Job
Copy the lines below as they are; omit the images they contain.

Saved data entries

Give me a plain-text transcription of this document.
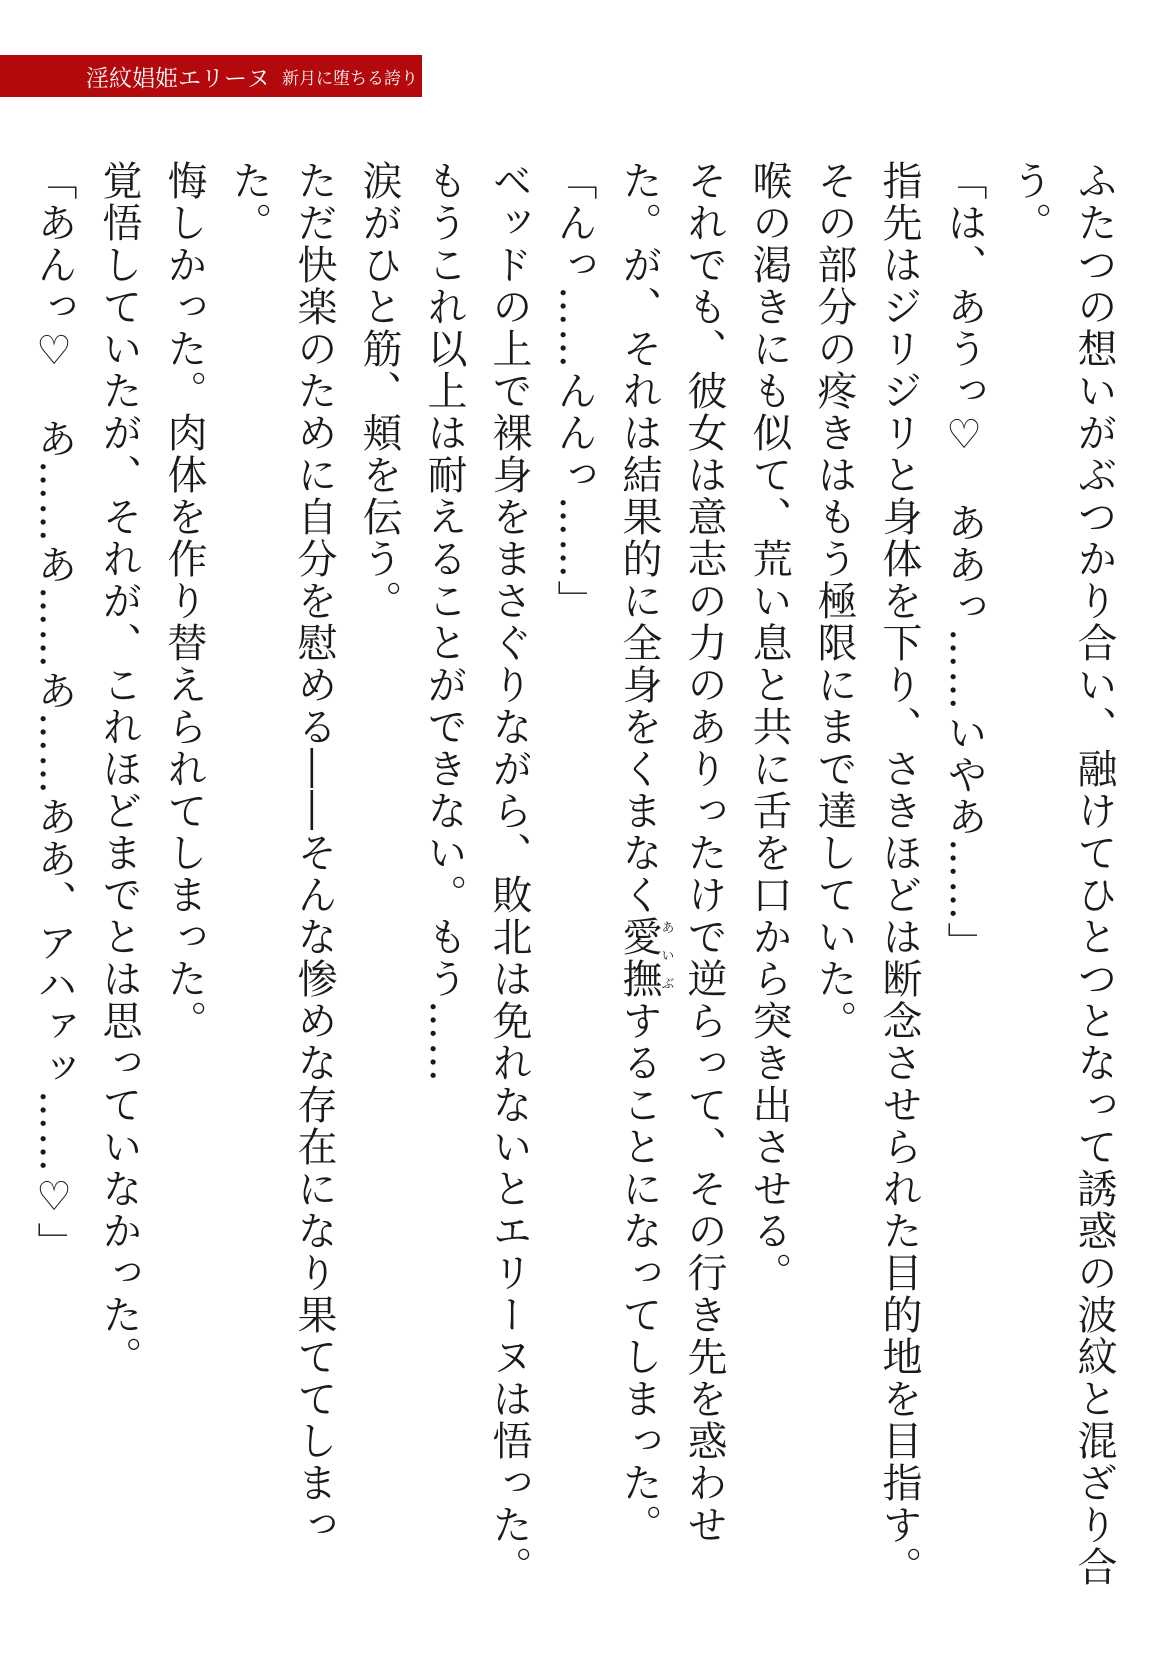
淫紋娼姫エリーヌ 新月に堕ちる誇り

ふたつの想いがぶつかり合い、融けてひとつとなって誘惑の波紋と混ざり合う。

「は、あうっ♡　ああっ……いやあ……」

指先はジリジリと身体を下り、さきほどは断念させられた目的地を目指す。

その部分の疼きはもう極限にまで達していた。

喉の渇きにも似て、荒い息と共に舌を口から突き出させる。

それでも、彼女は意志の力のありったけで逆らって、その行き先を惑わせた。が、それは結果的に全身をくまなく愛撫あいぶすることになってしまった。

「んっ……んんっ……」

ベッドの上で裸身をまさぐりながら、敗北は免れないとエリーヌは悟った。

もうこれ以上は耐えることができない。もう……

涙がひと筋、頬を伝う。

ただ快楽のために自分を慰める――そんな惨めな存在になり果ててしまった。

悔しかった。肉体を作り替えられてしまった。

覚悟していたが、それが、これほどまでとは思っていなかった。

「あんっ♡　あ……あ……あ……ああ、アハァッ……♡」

Task result
Give me a plain-text transcription of this document.
淫紋娼姫エリーヌ 新月に堕ちる誇り

ふたつの想いがぶつかり合い、融けてひとつとなって誘惑の波紋と混ざり合う。

「は、あうっ♡　ああっ……いやあ……」

指先はジリジリと身体を下り、さきほどは断念させられた目的地を目指す。

その部分の疼きはもう極限にまで達していた。

喉の渇きにも似て、荒い息と共に舌を口から突き出させる。

それでも、彼女は意志の力のありったけで逆らって、その行き先を惑わせた。が、それは結果的に全身をくまなく愛撫あいぶすることになってしまった。

「んっ……んんっ……」

ベッドの上で裸身をまさぐりながら、敗北は免れないとエリーヌは悟った。

もうこれ以上は耐えることができない。もう……

涙がひと筋、頬を伝う。

ただ快楽のために自分を慰める――そんな惨めな存在になり果ててしまった。

悔しかった。肉体を作り替えられてしまった。

覚悟していたが、それが、これほどまでとは思っていなかった。

「あんっ♡　あ……あ……あ……ああ、アハァッ……♡」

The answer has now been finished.